TASK BRIEF =
Omit the pictures, please, and give each record below again exactly.
START EXERCISE INPUTS
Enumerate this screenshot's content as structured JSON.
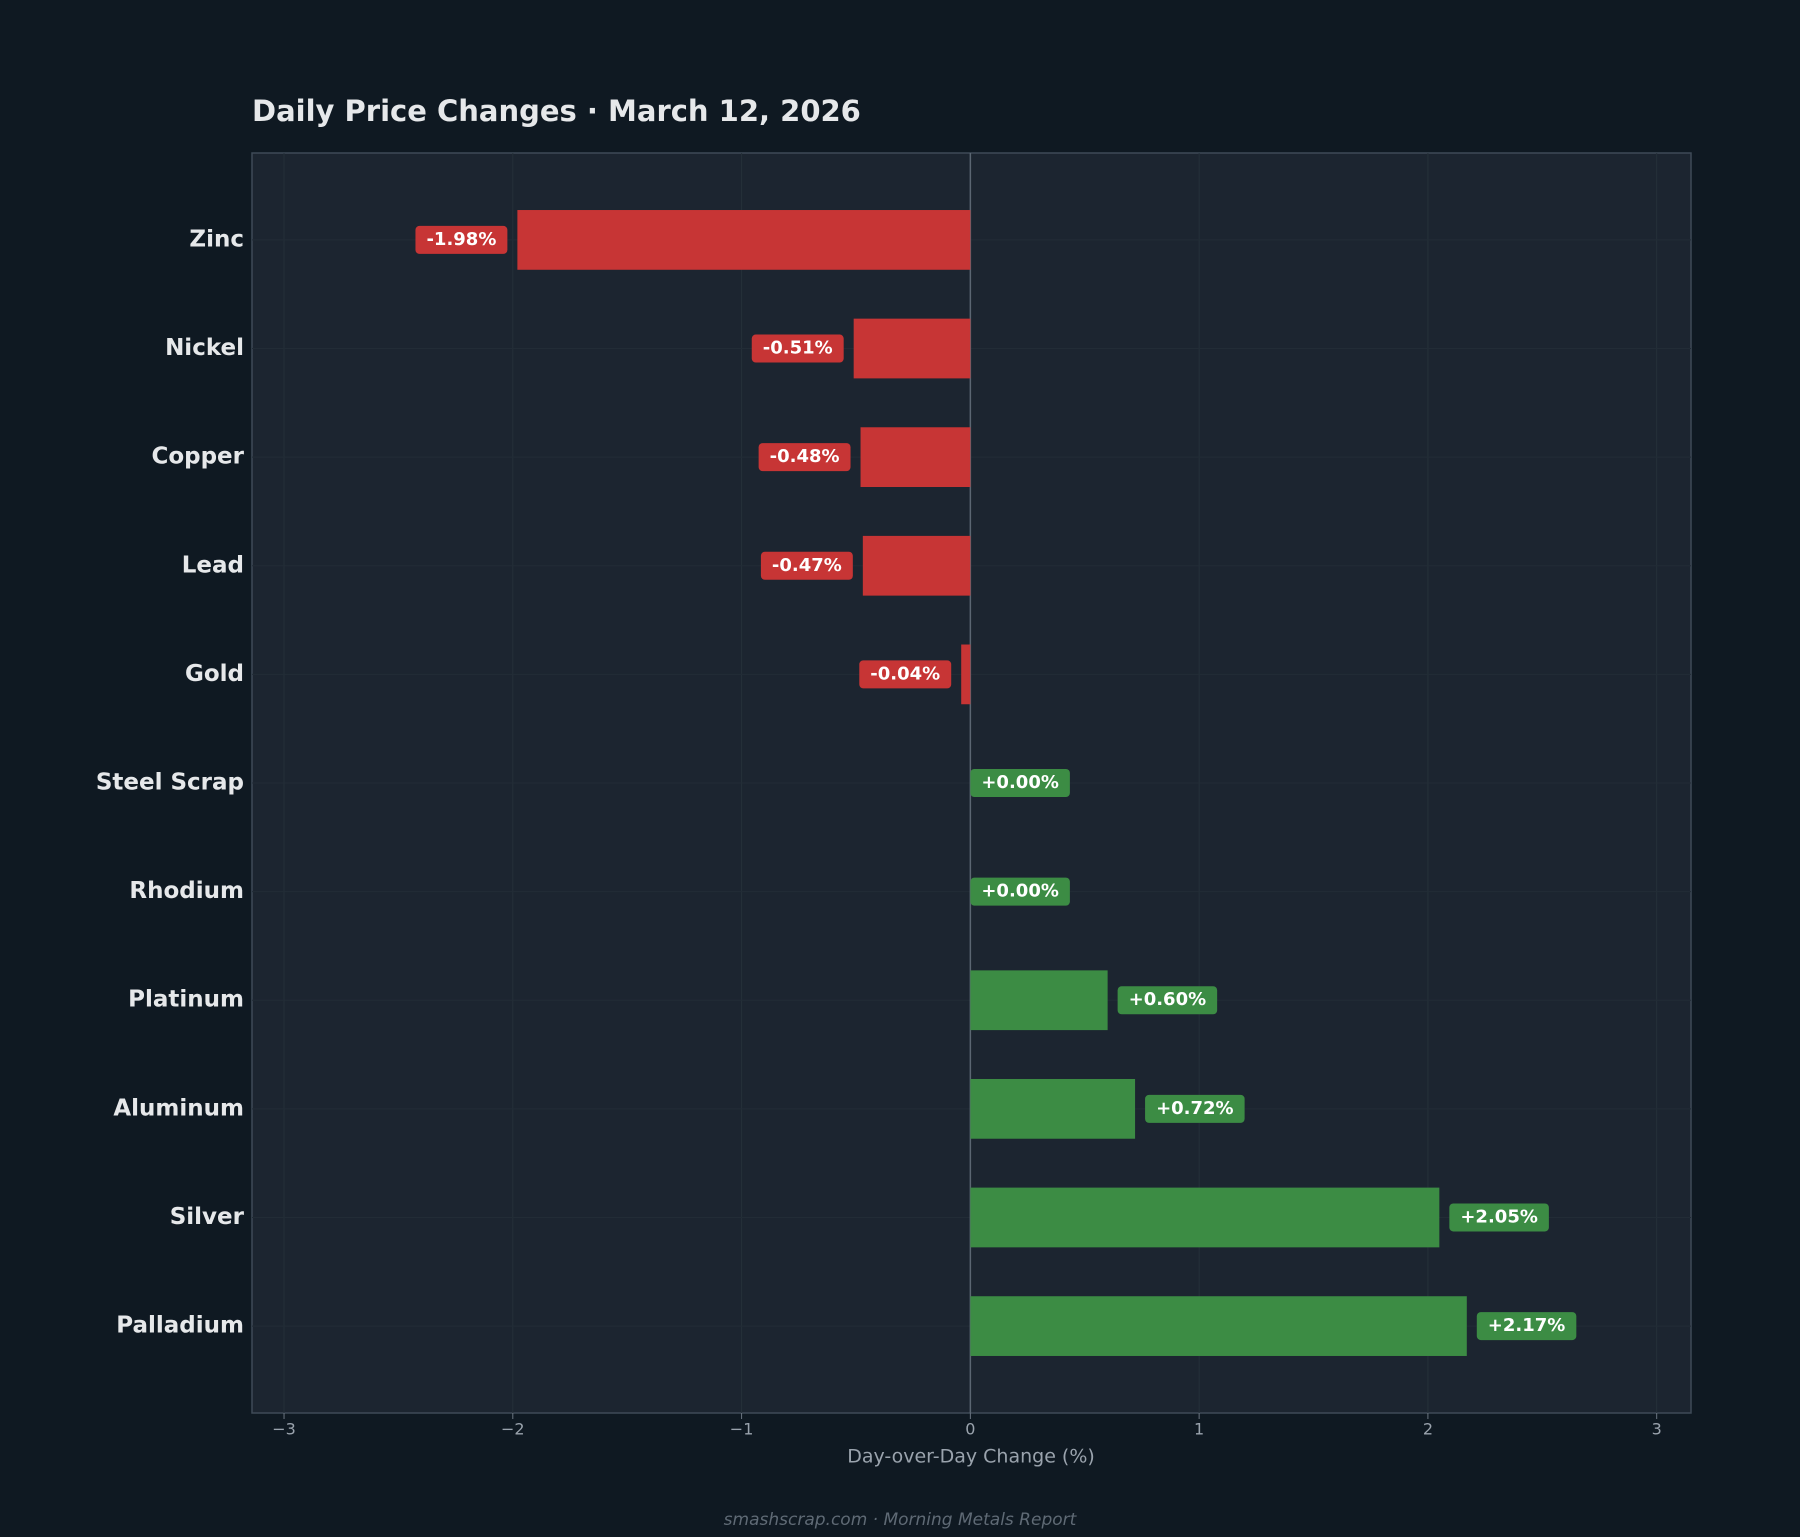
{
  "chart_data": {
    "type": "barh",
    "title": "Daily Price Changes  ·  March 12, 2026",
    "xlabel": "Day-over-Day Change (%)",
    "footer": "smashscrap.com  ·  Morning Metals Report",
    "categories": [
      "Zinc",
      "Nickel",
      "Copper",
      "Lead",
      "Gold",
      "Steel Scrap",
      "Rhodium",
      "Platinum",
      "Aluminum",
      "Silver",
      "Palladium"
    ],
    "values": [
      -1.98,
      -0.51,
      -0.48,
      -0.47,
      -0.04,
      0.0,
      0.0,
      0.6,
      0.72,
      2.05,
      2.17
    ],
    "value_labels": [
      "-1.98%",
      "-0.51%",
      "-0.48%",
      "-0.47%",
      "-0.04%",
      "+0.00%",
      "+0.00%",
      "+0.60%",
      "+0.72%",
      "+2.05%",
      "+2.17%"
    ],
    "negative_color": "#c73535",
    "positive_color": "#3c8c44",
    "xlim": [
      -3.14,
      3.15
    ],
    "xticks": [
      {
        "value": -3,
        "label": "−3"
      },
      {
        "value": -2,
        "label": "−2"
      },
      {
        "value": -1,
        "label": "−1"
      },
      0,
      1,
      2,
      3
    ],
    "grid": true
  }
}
END EXERCISE INPUTS
SOLUTION TO THE EXERCISE =
Enumerate this screenshot's content as structured JSON.
{
  "chart_data": {
    "type": "barh",
    "title": "Daily Price Changes  ·  March 12, 2026",
    "xlabel": "Day-over-Day Change (%)",
    "footer": "smashscrap.com  ·  Morning Metals Report",
    "categories": [
      "Zinc",
      "Nickel",
      "Copper",
      "Lead",
      "Gold",
      "Steel Scrap",
      "Rhodium",
      "Platinum",
      "Aluminum",
      "Silver",
      "Palladium"
    ],
    "values": [
      -1.98,
      -0.51,
      -0.48,
      -0.47,
      -0.04,
      0.0,
      0.0,
      0.6,
      0.72,
      2.05,
      2.17
    ],
    "value_labels": [
      "-1.98%",
      "-0.51%",
      "-0.48%",
      "-0.47%",
      "-0.04%",
      "+0.00%",
      "+0.00%",
      "+0.60%",
      "+0.72%",
      "+2.05%",
      "+2.17%"
    ],
    "negative_color": "#c73535",
    "positive_color": "#3c8c44",
    "xlim": [
      -3.14,
      3.15
    ],
    "xticks": [
      {
        "value": -3,
        "label": "−3"
      },
      {
        "value": -2,
        "label": "−2"
      },
      {
        "value": -1,
        "label": "−1"
      },
      0,
      1,
      2,
      3
    ],
    "grid": true
  }
}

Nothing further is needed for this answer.